> [Set problem]: Below are the records; locate each line with the word "Support" and copy it.

Data excerpts:
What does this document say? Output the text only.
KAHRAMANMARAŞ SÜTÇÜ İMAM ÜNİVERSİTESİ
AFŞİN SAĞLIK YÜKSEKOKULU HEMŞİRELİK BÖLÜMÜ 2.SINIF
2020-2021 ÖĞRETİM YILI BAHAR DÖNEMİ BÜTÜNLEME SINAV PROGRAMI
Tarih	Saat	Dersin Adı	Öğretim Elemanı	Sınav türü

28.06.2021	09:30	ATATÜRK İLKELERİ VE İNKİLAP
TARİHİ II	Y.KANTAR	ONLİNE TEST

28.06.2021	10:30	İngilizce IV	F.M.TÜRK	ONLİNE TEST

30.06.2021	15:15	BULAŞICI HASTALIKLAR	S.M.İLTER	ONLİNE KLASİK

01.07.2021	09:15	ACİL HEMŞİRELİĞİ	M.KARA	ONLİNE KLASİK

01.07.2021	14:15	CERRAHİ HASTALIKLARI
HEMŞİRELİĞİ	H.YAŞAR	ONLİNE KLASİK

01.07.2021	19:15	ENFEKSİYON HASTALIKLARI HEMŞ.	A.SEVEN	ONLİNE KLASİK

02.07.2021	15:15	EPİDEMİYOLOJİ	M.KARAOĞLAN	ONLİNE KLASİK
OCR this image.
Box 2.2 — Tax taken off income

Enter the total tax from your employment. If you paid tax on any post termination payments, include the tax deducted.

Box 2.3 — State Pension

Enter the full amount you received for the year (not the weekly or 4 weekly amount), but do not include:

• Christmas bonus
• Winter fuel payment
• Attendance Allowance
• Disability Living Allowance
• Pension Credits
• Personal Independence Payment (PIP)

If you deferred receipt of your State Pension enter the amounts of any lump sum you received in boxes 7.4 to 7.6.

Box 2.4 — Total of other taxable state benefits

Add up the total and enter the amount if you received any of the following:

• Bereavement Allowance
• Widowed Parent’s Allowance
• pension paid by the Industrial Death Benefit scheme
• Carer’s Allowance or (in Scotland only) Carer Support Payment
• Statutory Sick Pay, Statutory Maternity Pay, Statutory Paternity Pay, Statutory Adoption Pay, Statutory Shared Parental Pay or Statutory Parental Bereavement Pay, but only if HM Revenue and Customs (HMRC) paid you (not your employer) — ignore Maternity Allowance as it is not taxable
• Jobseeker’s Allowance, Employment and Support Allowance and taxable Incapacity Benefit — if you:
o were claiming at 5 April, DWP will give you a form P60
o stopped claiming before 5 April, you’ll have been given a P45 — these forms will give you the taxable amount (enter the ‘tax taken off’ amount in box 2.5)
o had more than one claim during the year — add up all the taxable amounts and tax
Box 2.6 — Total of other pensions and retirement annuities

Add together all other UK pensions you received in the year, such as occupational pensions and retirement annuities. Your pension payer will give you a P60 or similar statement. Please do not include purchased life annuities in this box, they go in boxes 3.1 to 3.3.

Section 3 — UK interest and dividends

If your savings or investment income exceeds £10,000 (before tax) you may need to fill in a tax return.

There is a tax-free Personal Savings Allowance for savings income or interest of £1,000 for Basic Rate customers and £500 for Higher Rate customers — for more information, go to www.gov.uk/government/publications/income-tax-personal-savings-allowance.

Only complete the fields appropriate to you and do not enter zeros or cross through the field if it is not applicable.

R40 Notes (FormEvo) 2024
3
* * *
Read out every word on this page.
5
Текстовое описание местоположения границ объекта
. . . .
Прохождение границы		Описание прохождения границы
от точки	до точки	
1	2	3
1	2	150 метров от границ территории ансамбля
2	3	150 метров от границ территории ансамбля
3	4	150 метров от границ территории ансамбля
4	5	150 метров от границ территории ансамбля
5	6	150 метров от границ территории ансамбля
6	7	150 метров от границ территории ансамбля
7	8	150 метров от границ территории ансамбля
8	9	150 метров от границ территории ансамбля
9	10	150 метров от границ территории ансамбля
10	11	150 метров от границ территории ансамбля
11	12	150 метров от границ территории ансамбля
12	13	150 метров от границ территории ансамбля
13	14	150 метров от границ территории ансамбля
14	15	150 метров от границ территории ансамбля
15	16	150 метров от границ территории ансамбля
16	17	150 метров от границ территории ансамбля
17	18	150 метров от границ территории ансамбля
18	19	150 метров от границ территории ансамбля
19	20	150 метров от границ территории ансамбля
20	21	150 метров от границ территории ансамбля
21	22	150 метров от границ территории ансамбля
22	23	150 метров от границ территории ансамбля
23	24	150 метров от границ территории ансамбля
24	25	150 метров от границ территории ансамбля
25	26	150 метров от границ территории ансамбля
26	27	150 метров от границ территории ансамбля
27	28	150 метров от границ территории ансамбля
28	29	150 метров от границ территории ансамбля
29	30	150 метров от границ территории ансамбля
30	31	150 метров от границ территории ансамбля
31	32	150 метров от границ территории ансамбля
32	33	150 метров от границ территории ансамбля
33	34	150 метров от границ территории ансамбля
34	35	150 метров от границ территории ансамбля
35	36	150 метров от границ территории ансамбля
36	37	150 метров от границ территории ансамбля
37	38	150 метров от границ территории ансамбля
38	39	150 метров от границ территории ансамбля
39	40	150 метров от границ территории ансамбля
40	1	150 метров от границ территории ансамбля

> [Task response]:
• Carer’s Allowance or (in Scotland only) Carer Support Payment
• Jobseeker’s Allowance, Employment and Support Allowance and taxable Incapacity Benefit — if you:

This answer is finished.